[Saved entries]

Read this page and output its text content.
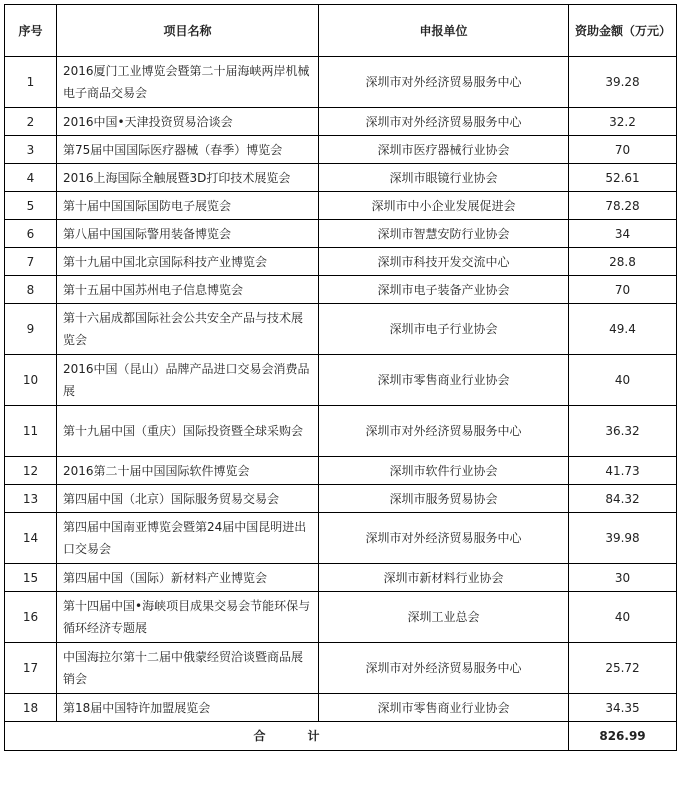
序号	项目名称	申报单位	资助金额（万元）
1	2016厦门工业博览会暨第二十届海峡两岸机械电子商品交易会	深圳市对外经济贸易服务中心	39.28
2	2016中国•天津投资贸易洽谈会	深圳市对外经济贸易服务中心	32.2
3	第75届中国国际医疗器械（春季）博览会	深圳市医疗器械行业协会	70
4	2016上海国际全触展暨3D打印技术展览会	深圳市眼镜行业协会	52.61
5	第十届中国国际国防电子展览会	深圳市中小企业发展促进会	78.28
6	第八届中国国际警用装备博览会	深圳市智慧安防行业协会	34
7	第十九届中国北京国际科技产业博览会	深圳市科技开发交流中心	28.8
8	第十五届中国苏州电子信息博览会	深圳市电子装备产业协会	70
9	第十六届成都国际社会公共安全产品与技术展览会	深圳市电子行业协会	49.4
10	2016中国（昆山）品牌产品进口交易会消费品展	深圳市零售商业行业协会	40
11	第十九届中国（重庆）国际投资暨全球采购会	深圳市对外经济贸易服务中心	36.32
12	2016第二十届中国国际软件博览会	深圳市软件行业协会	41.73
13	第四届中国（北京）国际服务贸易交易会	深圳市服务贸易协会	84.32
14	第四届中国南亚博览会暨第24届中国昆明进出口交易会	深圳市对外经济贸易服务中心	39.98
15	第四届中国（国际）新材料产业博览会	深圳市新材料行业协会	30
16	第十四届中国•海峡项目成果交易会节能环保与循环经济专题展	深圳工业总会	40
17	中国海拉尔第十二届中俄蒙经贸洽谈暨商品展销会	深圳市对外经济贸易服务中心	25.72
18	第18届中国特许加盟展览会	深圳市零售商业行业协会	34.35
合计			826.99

* * *

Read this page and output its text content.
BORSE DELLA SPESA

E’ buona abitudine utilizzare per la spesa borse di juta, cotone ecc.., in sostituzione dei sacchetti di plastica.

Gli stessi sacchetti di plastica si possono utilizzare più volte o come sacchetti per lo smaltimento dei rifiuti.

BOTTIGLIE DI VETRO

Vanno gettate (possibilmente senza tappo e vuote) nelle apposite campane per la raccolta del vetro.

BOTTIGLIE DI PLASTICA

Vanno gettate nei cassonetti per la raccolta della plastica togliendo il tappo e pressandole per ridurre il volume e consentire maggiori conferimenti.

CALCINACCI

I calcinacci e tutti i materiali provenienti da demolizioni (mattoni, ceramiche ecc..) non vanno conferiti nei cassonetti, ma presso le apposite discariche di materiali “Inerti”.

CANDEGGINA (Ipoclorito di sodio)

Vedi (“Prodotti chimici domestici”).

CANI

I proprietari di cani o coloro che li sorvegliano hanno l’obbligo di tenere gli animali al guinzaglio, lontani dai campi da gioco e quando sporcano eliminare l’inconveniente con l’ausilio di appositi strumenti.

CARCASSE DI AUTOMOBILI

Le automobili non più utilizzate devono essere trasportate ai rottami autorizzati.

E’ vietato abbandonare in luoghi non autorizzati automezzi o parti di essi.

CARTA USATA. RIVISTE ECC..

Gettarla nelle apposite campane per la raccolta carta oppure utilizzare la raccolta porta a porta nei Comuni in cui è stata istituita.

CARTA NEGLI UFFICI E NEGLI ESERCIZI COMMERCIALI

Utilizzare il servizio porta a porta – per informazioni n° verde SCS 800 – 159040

* * *

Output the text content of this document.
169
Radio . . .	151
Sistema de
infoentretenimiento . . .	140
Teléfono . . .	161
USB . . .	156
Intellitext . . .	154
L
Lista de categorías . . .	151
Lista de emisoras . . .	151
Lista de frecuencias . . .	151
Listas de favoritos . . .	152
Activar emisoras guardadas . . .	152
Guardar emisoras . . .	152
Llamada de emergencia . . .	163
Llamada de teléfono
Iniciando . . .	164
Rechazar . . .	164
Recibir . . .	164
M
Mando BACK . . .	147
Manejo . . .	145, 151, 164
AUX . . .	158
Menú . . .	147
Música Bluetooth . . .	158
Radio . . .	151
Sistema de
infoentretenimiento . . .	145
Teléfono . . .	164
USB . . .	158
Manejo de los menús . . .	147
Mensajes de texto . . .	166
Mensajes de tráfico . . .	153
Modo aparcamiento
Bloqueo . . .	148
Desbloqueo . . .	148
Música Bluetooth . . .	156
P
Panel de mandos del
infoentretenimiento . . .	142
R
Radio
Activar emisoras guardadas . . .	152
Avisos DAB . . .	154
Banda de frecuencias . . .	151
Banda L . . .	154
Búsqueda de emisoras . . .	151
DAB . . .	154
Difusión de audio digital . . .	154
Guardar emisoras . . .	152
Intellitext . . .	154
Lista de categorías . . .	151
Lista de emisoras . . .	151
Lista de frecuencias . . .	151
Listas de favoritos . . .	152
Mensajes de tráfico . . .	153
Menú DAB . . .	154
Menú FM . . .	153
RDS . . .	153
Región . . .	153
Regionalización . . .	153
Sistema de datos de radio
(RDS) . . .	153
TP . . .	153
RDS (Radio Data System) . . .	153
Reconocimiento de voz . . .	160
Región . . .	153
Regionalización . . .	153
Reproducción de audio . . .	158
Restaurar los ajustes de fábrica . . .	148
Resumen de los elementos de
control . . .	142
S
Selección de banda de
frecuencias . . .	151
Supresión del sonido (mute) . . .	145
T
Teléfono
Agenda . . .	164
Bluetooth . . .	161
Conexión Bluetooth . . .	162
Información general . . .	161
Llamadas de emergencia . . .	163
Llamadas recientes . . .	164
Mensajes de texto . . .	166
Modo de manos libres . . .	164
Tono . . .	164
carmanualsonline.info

What is asked — State how many lines of the entries above include the word "tappo", offering no text other than the number.

Result of this task — 2